→ Fragmento dado
»»

Con
un sol de justicia quemando la dureza de una tierra manchada de olvido y la
aridez de un paisaje indomable, Claudia Cardinale se bajaba del tren para
saldar las cuentas con un pasado que se resistía a desaparecer. Hasta que llegó su hora o, en su
traducción original, Érase una vez en el
oeste (Sergio Leone, 1968) suponía para el western, género cinematográfico icónico-masculino por excelencia,
la primera vez que una mujer, más allá de ser mero objeto y causa de disputas entre
grandes arquetipos de virilidad, ocupaba el eje central de una trama y asumía
en soledad el timón de un destino personal, histórico y colectivo.
La
maravillosa película que el romano Sergio Leone dirigió en 1968, ambientada en
las postrimerías de la Guerra de Secesión americana, representaba el epílogo de
un mundo que se extinguía y la obertura de un nuevo tiempo marcado por el
nacimiento de la modernidad.
A
un lado, el salvaje oeste, universo de antihéroes solitarios, historias
individuales de lucha y redención y tierras sumidas en el abandono. Al otro, la
belleza italotunecina y la inspiradora personalidad de Claudia que, con el tren,
traía las medidas del futuro y la civilización y un nuevo orden de la vida marcado
por la comunicación y la apertura al exterior.

El
momento social y político que atraviesa nuestro país, con el debate territorial
encima de la mesa al hilo de la cuestión catalana, ha surgido como un tiempo propicio para
reflexionar sobre el marco de convivencia que regula la vida de las gentes en
el espacio que compartimos. Hace tambalearse, desde el plano lingüístico, la
objetividad de ciertos conceptos acuñados y asumidos como inamovibles en
nuestra conciencia colectiva (Estado, nación, región) y ha hecho,
desgraciadamente, resucitar ciertos fantasmas que desfilan bajo la forma de
excluyentes radicalismos identitarios de diverso signo. Cuando las bandeas
ondean no como expresión de la pertenencia geográfica que enraíza y da
identidad y riqueza a la vida de los pueblos, sino como ariete de la diferencia
y emblema de la confrontación, el diagnóstico de nuestra sociedad empieza a
pasar de grave a muy crítico.
Pero
toda esta coyuntura apunta y pone el foco también en una herida sangrante que
nos hace tomar conciencia de la injusticia y la enorme brecha de desigualdad
que padecemos entre nuestros propios territorios.
Extremadura
es la única comunidad autónoma sin un kilómetro de vía férrea electrificada, ni
vía doble, sin líneas de larga distancia. Quienes vivimos fuera de ella sabemos
lo que es viajar en esos trenes antiguos que, a menudo, salen con retraso, se
detienen en mitad de su trayectoria y no invierten menos de seis horas en un
recorrido que, en coche, se realiza en poco más de tres.
Nuestra
región es una de las más pobres, con una realidad rural profundamente
desatentida y con una riqueza cultural, social e histórica poco reconocida y
valorada.

««

→ Problema planteado a
Indica si cada afirmación concuerda con el fragmento y responde sí o no, citando literalmente las palabras del fragmento que lo deciden. (i) La película de Sergio Leone está ambientada al final de la Guerra de Secesión americana. (ii) Extremadura cuenta con líneas ferroviarias de larga distancia. (iii) Los trenes de Extremadura recorren el trayecto en menos de seis horas.

Listados de elementos y cajas:
»»

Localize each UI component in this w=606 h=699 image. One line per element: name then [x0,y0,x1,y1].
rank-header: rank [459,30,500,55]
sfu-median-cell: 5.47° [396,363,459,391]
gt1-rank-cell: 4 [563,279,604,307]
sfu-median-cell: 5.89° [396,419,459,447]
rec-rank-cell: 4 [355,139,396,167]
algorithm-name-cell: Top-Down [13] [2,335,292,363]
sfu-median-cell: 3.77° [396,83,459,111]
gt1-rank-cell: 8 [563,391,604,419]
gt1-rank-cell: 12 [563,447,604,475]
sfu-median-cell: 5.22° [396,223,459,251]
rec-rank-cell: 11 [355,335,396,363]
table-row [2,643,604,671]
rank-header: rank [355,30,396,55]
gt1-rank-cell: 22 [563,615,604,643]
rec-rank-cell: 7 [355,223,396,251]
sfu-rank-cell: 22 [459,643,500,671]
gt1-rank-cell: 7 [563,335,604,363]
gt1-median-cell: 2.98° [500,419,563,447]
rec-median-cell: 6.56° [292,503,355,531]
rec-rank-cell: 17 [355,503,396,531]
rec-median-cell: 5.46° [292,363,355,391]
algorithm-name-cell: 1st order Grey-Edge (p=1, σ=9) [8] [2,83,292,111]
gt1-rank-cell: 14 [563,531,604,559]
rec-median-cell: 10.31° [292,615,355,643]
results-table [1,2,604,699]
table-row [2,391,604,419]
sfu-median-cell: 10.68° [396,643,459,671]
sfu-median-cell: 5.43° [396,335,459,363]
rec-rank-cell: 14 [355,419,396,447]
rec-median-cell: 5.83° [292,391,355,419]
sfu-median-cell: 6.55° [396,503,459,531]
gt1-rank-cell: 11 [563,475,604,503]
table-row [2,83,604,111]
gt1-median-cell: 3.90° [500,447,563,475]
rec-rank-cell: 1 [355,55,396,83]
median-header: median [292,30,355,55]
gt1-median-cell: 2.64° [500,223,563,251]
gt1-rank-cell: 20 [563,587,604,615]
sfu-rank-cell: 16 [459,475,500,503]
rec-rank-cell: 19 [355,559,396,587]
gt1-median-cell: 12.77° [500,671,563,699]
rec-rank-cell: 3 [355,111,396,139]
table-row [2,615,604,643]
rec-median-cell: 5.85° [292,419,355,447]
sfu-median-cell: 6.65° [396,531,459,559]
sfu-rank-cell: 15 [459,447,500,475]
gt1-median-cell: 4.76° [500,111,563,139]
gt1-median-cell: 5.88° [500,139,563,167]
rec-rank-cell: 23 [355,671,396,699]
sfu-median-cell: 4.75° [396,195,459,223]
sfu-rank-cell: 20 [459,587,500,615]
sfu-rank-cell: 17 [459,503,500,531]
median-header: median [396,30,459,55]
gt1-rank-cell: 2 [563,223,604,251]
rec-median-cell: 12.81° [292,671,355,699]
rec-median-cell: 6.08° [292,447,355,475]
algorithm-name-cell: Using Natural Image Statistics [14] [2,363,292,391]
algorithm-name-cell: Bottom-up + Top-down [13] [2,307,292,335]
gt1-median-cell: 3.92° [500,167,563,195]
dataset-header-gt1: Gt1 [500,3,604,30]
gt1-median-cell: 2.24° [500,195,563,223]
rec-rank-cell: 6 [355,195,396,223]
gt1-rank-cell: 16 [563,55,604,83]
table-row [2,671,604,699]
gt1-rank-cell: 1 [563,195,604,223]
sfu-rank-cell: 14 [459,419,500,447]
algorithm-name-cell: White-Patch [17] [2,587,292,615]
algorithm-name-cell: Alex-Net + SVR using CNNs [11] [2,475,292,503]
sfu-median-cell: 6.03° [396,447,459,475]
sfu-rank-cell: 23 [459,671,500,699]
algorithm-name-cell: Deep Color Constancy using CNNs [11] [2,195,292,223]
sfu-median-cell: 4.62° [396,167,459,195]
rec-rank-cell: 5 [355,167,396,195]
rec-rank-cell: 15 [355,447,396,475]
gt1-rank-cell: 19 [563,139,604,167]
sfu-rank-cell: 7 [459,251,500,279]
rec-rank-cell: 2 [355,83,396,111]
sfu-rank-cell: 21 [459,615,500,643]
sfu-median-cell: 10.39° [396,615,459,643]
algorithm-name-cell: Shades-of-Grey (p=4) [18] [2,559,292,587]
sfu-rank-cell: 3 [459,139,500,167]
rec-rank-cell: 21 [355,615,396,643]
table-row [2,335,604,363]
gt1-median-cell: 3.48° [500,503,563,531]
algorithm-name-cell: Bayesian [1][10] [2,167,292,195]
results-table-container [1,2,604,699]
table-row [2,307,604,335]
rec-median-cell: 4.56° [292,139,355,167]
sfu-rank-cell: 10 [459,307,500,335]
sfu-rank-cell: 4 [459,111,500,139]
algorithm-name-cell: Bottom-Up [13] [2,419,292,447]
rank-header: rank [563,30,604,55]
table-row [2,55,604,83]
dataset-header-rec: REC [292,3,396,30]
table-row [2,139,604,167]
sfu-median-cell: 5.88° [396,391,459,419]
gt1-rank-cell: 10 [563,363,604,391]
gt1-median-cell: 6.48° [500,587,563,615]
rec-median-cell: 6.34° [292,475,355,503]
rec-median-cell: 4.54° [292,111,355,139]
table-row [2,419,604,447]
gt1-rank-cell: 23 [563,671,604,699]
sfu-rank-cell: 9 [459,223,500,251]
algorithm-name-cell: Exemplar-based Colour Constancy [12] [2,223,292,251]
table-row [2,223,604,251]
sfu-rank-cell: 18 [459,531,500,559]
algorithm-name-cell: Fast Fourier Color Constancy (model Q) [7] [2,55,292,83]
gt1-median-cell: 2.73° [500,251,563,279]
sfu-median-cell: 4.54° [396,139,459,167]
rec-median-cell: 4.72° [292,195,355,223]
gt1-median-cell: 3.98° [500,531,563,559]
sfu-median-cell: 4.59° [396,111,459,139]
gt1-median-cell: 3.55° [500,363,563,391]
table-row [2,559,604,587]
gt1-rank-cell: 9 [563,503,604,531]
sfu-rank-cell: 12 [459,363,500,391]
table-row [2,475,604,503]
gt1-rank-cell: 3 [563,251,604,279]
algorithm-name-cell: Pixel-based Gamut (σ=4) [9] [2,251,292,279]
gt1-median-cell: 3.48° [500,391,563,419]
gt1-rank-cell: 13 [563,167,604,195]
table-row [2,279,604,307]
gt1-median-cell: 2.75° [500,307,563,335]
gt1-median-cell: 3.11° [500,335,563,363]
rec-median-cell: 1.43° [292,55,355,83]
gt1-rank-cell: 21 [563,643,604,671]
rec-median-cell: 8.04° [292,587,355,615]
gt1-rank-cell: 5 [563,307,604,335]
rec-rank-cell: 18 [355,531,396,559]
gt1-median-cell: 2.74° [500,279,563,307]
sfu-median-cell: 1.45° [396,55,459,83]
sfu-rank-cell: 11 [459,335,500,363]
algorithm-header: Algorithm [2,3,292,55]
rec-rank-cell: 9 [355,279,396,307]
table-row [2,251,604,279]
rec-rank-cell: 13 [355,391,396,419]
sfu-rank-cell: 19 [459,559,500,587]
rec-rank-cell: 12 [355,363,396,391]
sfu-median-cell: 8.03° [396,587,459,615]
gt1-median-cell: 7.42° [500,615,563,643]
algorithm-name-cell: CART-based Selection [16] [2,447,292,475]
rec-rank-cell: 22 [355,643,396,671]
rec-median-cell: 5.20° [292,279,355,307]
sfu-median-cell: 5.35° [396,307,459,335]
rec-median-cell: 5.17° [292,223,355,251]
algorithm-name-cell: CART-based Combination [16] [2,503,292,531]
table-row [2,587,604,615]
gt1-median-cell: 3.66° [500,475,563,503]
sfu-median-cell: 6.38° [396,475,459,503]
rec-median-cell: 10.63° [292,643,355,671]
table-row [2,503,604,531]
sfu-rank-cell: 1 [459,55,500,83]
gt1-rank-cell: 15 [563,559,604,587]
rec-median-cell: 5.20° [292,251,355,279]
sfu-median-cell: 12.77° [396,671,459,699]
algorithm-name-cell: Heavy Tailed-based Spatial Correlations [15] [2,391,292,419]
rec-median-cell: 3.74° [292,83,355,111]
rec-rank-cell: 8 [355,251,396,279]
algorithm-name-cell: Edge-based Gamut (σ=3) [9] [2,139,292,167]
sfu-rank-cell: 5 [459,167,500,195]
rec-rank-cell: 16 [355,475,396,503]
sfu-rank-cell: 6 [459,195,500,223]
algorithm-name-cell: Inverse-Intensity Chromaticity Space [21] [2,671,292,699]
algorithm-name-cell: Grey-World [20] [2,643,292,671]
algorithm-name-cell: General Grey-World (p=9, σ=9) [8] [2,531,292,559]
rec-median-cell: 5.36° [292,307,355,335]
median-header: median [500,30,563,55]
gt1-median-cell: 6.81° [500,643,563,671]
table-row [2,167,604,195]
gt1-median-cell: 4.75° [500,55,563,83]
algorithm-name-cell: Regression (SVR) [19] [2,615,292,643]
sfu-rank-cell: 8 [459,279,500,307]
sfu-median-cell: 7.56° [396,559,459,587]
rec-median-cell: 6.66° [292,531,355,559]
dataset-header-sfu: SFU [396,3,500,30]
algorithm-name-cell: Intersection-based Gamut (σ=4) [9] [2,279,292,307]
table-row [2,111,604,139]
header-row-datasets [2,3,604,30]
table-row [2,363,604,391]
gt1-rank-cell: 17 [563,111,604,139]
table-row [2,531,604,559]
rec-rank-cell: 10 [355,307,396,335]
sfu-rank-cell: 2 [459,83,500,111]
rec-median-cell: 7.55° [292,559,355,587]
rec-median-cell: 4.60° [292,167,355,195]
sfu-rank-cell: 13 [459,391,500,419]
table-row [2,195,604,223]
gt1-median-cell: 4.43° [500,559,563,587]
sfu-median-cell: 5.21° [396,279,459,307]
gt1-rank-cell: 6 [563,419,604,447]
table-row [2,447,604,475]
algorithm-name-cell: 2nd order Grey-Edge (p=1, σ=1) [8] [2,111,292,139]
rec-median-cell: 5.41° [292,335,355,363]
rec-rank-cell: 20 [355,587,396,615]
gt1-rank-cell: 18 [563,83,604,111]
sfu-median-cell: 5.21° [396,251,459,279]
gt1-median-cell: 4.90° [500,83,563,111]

««

→ Problema planteado b
Reproduce sin cambios las líneas de los registros comprendidas entre el comienzo y la línea que contiene "rec-rank-cell: 4 [355,139,396,167]", ambas incluidas.

→ Respuesta del ejercicio a
(i) Sí: «ambientada en las postrimerías de la Guerra de Secesión americana».
(ii) No: «sin líneas de larga distancia».
(iii) No: «no invierten menos de seis horas».

→ Respuesta del ejercicio b
Localize each UI component in this w=606 h=699 image. One line per element: name then [x0,y0,x1,y1].
rank-header: rank [459,30,500,55]
sfu-median-cell: 5.47° [396,363,459,391]
gt1-rank-cell: 4 [563,279,604,307]
sfu-median-cell: 5.89° [396,419,459,447]
rec-rank-cell: 4 [355,139,396,167]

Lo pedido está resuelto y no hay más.